* BEGIN *

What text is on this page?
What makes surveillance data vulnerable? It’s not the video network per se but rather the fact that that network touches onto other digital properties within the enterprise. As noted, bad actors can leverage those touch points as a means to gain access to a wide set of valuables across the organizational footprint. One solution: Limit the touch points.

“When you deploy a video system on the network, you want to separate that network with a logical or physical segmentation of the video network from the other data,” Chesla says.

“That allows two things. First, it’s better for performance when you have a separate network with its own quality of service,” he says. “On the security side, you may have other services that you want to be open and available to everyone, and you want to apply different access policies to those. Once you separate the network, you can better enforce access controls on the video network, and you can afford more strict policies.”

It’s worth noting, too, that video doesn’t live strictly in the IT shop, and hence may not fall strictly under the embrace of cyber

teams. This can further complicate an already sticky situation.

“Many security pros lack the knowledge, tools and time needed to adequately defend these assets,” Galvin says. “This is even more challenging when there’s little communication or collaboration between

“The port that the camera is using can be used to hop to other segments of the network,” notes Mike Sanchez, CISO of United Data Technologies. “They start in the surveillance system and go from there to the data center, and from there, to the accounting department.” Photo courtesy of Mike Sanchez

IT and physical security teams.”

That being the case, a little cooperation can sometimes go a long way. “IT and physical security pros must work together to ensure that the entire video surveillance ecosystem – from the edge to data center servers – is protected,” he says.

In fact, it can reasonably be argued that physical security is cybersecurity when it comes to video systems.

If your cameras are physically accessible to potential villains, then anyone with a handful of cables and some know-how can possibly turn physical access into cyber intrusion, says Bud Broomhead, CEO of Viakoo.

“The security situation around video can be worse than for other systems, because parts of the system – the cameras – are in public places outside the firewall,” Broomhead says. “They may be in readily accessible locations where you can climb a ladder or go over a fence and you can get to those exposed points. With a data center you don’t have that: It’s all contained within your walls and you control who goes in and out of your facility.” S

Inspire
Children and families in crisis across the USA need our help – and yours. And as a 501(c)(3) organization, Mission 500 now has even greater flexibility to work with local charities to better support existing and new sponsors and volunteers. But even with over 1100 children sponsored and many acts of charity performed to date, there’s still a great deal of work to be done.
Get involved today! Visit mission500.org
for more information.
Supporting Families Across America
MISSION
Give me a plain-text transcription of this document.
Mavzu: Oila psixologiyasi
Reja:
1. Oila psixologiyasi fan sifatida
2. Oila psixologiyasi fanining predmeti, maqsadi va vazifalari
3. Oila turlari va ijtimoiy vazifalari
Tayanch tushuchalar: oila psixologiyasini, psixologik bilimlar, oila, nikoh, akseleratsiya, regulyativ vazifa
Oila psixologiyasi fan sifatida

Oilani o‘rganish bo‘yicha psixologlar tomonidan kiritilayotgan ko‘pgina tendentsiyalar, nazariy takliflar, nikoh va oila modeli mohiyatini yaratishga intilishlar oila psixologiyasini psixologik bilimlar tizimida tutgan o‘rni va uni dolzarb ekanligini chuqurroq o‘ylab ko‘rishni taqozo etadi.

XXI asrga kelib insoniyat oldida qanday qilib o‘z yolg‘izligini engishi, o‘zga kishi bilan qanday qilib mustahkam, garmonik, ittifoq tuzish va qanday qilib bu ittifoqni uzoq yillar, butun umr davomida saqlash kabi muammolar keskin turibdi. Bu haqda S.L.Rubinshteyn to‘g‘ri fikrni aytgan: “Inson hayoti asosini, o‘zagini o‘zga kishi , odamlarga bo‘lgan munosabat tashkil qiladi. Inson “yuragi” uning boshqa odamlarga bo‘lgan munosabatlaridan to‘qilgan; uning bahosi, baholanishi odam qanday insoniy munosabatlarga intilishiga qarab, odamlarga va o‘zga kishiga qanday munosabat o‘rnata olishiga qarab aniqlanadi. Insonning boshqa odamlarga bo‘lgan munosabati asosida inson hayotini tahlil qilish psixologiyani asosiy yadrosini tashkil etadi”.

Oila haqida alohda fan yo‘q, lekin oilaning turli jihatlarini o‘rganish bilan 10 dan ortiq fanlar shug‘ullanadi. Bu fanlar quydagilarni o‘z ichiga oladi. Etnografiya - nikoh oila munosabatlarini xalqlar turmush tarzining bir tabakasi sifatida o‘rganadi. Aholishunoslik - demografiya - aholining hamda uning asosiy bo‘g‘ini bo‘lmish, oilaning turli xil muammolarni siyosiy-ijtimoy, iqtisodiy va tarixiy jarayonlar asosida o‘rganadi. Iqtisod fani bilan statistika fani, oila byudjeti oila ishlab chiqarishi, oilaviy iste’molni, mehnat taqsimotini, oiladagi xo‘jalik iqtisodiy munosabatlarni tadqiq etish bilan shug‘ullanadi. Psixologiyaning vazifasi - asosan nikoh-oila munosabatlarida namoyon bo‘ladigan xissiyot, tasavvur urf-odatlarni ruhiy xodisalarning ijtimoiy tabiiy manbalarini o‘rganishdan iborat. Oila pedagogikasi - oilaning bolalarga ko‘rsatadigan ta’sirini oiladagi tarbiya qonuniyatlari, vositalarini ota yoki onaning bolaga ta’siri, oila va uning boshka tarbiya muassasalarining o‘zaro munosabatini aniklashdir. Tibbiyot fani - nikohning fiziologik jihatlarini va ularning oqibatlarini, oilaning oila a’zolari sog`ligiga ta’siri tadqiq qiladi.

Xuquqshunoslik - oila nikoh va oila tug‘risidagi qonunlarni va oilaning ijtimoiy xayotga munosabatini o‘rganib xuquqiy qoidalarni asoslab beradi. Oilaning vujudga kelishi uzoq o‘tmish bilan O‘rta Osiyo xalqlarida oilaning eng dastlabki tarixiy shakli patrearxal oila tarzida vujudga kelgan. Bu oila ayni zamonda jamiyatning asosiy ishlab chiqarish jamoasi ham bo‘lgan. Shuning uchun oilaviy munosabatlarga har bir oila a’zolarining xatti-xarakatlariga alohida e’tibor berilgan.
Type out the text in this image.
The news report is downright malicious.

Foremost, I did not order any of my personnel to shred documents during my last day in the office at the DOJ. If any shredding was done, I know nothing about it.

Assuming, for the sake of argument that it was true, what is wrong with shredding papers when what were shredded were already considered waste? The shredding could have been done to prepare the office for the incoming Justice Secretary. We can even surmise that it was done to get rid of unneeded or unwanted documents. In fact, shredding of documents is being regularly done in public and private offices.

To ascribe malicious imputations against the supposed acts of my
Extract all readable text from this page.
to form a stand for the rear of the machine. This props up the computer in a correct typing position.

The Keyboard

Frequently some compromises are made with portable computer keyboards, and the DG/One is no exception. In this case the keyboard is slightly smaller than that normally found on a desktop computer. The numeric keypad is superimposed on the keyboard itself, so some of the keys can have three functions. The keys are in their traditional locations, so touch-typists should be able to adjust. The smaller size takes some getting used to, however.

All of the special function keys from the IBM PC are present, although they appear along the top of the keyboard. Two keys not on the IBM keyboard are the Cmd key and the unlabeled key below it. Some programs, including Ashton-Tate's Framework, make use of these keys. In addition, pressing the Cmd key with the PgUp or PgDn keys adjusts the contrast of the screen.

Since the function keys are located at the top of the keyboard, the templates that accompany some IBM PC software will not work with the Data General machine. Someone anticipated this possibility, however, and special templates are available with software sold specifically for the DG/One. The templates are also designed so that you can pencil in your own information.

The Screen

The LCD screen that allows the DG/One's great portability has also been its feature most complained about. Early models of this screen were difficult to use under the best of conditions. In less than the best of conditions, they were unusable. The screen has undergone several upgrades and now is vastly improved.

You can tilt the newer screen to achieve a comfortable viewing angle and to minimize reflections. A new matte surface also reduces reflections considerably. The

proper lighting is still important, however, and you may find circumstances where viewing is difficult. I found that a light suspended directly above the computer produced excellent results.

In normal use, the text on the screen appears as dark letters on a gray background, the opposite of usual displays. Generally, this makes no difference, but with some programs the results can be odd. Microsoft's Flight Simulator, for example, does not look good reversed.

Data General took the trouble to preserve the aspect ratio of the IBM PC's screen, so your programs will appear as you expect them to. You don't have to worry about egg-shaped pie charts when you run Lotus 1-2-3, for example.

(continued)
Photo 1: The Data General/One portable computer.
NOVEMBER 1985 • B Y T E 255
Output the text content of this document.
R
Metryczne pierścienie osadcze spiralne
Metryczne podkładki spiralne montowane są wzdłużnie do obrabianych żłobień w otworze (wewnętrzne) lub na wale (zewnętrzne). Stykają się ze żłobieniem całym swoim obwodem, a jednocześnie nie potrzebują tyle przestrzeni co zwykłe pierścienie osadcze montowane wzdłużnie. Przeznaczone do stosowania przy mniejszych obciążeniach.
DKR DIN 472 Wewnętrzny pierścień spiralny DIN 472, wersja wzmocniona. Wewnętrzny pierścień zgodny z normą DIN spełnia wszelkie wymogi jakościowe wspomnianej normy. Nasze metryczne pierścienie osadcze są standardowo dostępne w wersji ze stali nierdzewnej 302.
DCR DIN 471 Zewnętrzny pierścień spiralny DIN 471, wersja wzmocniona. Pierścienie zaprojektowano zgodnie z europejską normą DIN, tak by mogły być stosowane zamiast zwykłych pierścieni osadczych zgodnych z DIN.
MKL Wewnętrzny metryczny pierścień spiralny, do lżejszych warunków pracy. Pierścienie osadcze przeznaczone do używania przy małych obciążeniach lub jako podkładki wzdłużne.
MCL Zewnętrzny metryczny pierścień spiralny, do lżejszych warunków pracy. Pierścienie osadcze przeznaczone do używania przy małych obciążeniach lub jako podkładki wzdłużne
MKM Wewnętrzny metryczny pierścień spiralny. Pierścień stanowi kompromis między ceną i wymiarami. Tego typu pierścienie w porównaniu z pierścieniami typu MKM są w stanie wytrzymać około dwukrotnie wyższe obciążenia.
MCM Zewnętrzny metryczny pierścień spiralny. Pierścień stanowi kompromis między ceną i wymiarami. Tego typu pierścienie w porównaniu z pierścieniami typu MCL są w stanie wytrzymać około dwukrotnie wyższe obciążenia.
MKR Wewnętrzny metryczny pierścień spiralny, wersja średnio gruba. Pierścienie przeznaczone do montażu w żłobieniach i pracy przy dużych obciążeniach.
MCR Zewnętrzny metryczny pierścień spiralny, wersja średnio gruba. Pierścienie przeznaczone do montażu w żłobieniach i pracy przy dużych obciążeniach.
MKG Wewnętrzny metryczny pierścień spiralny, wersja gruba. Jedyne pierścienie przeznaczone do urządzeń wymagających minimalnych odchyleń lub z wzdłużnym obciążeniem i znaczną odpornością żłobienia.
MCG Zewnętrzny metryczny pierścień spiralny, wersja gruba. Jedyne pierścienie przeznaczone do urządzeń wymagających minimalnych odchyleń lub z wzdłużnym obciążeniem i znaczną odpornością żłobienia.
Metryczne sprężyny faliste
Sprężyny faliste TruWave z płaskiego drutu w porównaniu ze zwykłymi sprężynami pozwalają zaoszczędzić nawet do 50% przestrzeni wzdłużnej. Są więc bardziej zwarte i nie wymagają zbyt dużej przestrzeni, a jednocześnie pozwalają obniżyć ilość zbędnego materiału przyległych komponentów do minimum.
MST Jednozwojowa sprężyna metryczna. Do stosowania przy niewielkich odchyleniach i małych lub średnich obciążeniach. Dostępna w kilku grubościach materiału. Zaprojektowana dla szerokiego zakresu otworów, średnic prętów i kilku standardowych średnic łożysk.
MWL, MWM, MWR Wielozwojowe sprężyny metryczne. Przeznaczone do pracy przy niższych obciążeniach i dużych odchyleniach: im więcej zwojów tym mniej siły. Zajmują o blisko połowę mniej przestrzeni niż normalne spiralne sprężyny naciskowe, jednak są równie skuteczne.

* END *

### GOAL
Look through the entries above; copy each line where the string "urządzeń" appears.

### TASK SOLUTION
MKG Wewnętrzny metryczny pierścień spiralny, wersja gruba. Jedyne pierścienie przeznaczone do urządzeń wymagających minimalnych odchyleń lub z wzdłużnym obciążeniem i znaczną odpornością żłobienia.
MCG Zewnętrzny metryczny pierścień spiralny, wersja gruba. Jedyne pierścienie przeznaczone do urządzeń wymagających minimalnych odchyleń lub z wzdłużnym obciążeniem i znaczną odpornością żłobienia.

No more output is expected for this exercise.